GOAL
Exclude the pictures; give every entry again exactly as written.

Dataset records on visual material
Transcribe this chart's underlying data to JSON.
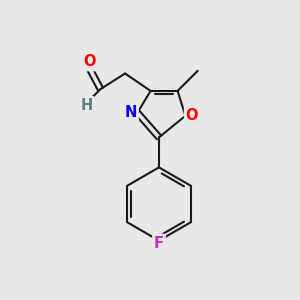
{
  "background_color": "#e8e8e8",
  "bond_color": "#1a1a1a",
  "atom_colors": {
    "O": "#ff0000",
    "H": "#5a8080",
    "N": "#0000ee",
    "O_ring": "#ff0000",
    "F": "#bb33bb"
  },
  "figsize": [
    3.0,
    3.0
  ],
  "dpi": 100
}
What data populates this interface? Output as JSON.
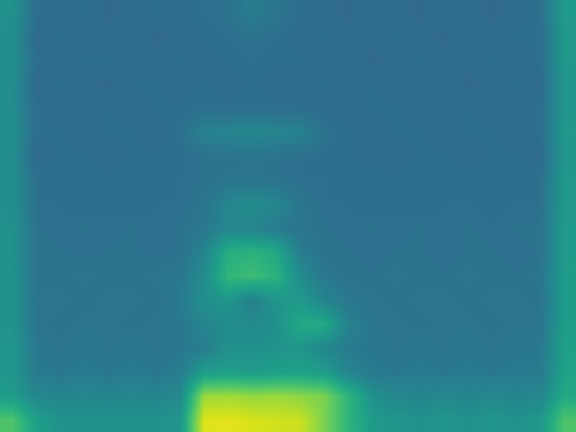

ANSWER TO THE PROBLEM
Transcribe this chart's underlying data to JSON.
{
  "background_color": "#e8e8e8",
  "bond_color": "#1a1a1a",
  "atom_colors": {
    "O": "#ff0000",
    "H": "#5a8080",
    "N": "#0000ee",
    "O_ring": "#ff0000",
    "F": "#bb33bb"
  },
  "figsize": [
    3.0,
    3.0
  ],
  "dpi": 100
}
What data populates this interface? Output as JSON.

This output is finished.